Give as a numbered list the lines from the line containing "isotherm xyxy=(119,143,900,924)" to the line containing "wind-barb-flag xyxy=(920,411,924,429)", both included, omitting any blank lines.

[Spatial annotation records]
# # # # #

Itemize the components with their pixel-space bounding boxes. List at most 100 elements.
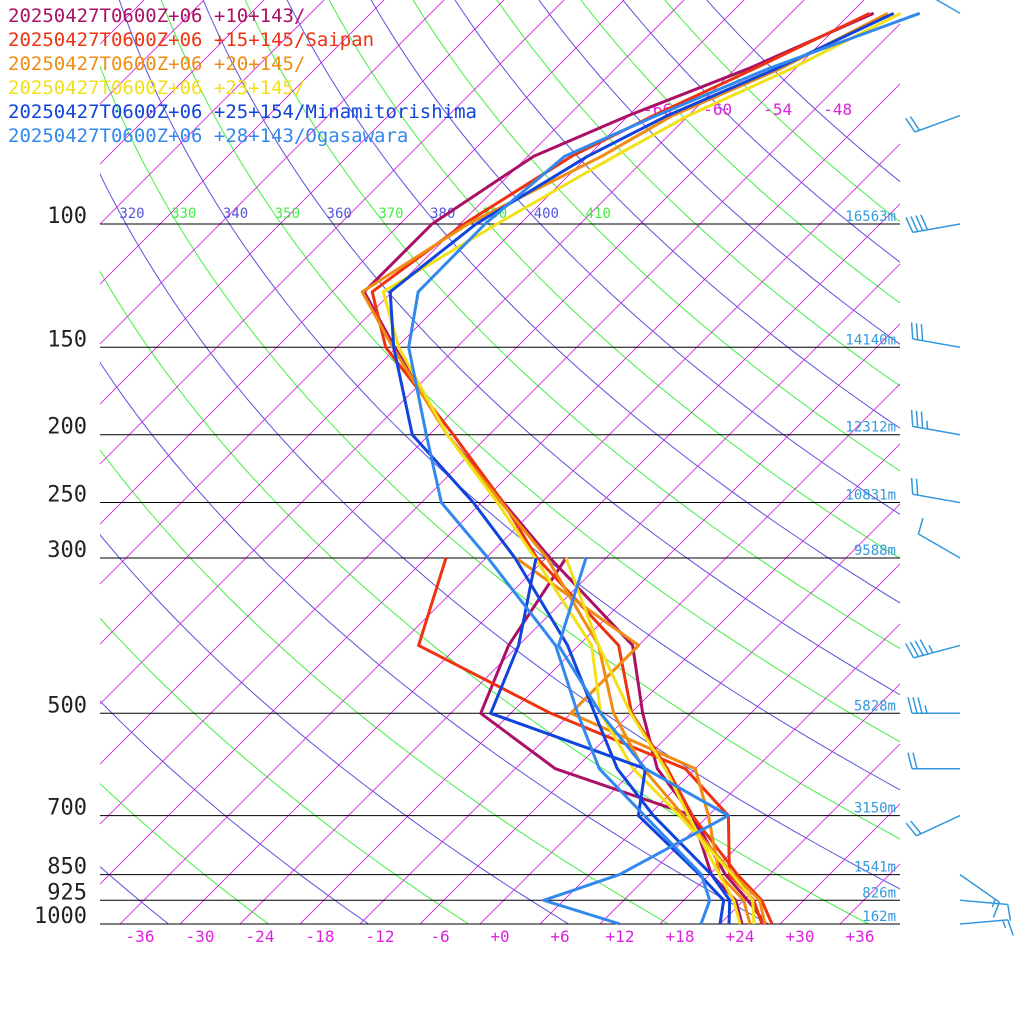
isotherm xyxy=(119,143,900,924)
wind-barb-staff xyxy=(913,644,961,659)
wind-barb xyxy=(907,697,960,715)
wind-barb-flag xyxy=(1007,919,1014,936)
wind-barb-flag xyxy=(910,820,922,835)
wind-barb xyxy=(904,639,961,659)
wind-barb-flag xyxy=(907,752,913,769)
wind-barb xyxy=(910,477,961,504)
wind-barb-flag xyxy=(909,641,920,657)
temperature-profile xyxy=(370,11,871,925)
wind-barb-flag xyxy=(920,411,924,429)
wind-barb-staff xyxy=(912,493,961,504)
wind-barb-flag xyxy=(905,216,914,233)
pressure-label: 100 xyxy=(47,204,87,229)
dry-adiabat xyxy=(100,172,900,890)
temperature-tick-label: +0 xyxy=(490,927,509,946)
pressure-label: 500 xyxy=(47,693,87,718)
wind-barb-flag xyxy=(915,323,919,340)
legend: 20250427T0600Z+06 +10+143/20250427T0600Z… xyxy=(8,5,477,147)
theta-label: 400 xyxy=(534,206,559,222)
dry-adiabat xyxy=(706,0,900,183)
wind-barb-staff xyxy=(959,899,1008,906)
temperature-tick-label: -6 xyxy=(430,927,449,946)
legend-entry: 20250427T0600Z+06 +28+143/Ogasawara xyxy=(8,125,408,147)
wind-barb-flag xyxy=(915,410,919,428)
pressure-label: 150 xyxy=(47,327,87,352)
height-label: 1541m xyxy=(854,860,896,876)
temperature-profile xyxy=(407,11,921,925)
height-label: 10831m xyxy=(845,488,896,504)
pressure-label: 300 xyxy=(47,538,87,563)
isotherm xyxy=(100,0,865,765)
dewpoint-profile xyxy=(489,557,726,925)
height-label: 9588m xyxy=(854,543,896,559)
dry-adiabat xyxy=(328,0,900,559)
isotherm xyxy=(299,323,900,924)
isotherm xyxy=(100,23,900,825)
pressure-label: 200 xyxy=(47,415,87,440)
temperature-tick-label: -36 xyxy=(126,927,155,946)
height-label: 5828m xyxy=(854,698,896,714)
wind-barb xyxy=(905,814,961,837)
isotherm xyxy=(779,803,900,924)
isotherm xyxy=(100,0,625,525)
height-label: 3150m xyxy=(854,801,896,817)
isotherm xyxy=(539,563,900,924)
isotherm xyxy=(359,383,900,924)
wind-barb-flag xyxy=(912,697,918,714)
isotherm xyxy=(100,0,325,225)
dry-adiabat xyxy=(244,0,900,650)
sounding-profiles xyxy=(360,11,921,926)
wind-barb-staff xyxy=(935,0,961,14)
isotherm xyxy=(839,863,900,924)
isotherm xyxy=(100,0,505,405)
height-label: 14140m xyxy=(845,332,896,348)
isotherm xyxy=(659,683,900,924)
wind-barb-flag xyxy=(904,643,915,659)
isotherm xyxy=(179,203,900,924)
wind-barb-flag xyxy=(992,901,1001,918)
theta-label: 350 xyxy=(275,206,300,222)
height-label: 162m xyxy=(862,909,896,925)
isotherm xyxy=(100,0,445,345)
isotherm xyxy=(899,923,900,924)
wind-barb-flag xyxy=(920,324,924,341)
legend-entry: 20250427T0600Z+06 +20+145/ xyxy=(8,53,305,75)
wind-barb-flag xyxy=(1007,904,1012,921)
temperature-tick-label: +36 xyxy=(846,927,875,946)
dry-adiabat xyxy=(580,0,900,304)
wind-barb-half-flag xyxy=(924,705,928,714)
wind-barb-half-flag xyxy=(1002,920,1007,929)
wind-barb xyxy=(959,873,1001,918)
isotherms xyxy=(100,0,900,924)
dry-adiabat xyxy=(538,0,900,345)
wind-barb xyxy=(907,752,960,770)
wind-barb xyxy=(905,214,961,234)
wind-barb-staff xyxy=(916,814,961,837)
dry-adiabat xyxy=(202,0,900,696)
dewpoint-profile xyxy=(515,556,752,925)
wind-barb-flag xyxy=(920,214,929,231)
temperature-tick-label: -18 xyxy=(306,927,335,946)
pressure-label: 925 xyxy=(47,880,87,905)
pressure-label: 250 xyxy=(47,483,87,508)
wind-barb xyxy=(917,517,961,559)
temperature-profile xyxy=(388,11,895,925)
dry-adiabat xyxy=(286,0,900,604)
wind-barb-half-flag xyxy=(928,645,934,654)
wind-barb-flag xyxy=(905,117,916,133)
dewpoint-profile xyxy=(564,557,742,925)
wind-barb-flag xyxy=(910,322,914,339)
wind-barb-flag xyxy=(910,477,914,495)
dry-adiabat xyxy=(100,700,369,924)
wind-barb-flag xyxy=(912,752,918,769)
temperature-tick-label: +24 xyxy=(726,927,755,946)
wind-barbs xyxy=(904,0,1014,936)
isotherm xyxy=(239,263,900,924)
wind-barb-half-flag xyxy=(926,420,929,430)
legend-entry: 20250427T0600Z+06 +10+143/ xyxy=(8,5,305,27)
isotherm-top-label: -66 xyxy=(643,100,672,119)
dry-adiabat xyxy=(496,0,900,387)
isotherm xyxy=(100,0,385,285)
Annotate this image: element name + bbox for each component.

# # # # #

- Worked answer
1. isotherm xyxy=(119,143,900,924)
2. wind-barb-staff xyxy=(913,644,961,659)
3. wind-barb xyxy=(907,697,960,715)
4. wind-barb-flag xyxy=(1007,919,1014,936)
5. wind-barb-flag xyxy=(910,820,922,835)
6. wind-barb xyxy=(904,639,961,659)
7. wind-barb-flag xyxy=(907,752,913,769)
8. wind-barb xyxy=(910,477,961,504)
9. wind-barb-flag xyxy=(909,641,920,657)
10. temperature-profile xyxy=(370,11,871,925)
11. wind-barb-flag xyxy=(920,411,924,429)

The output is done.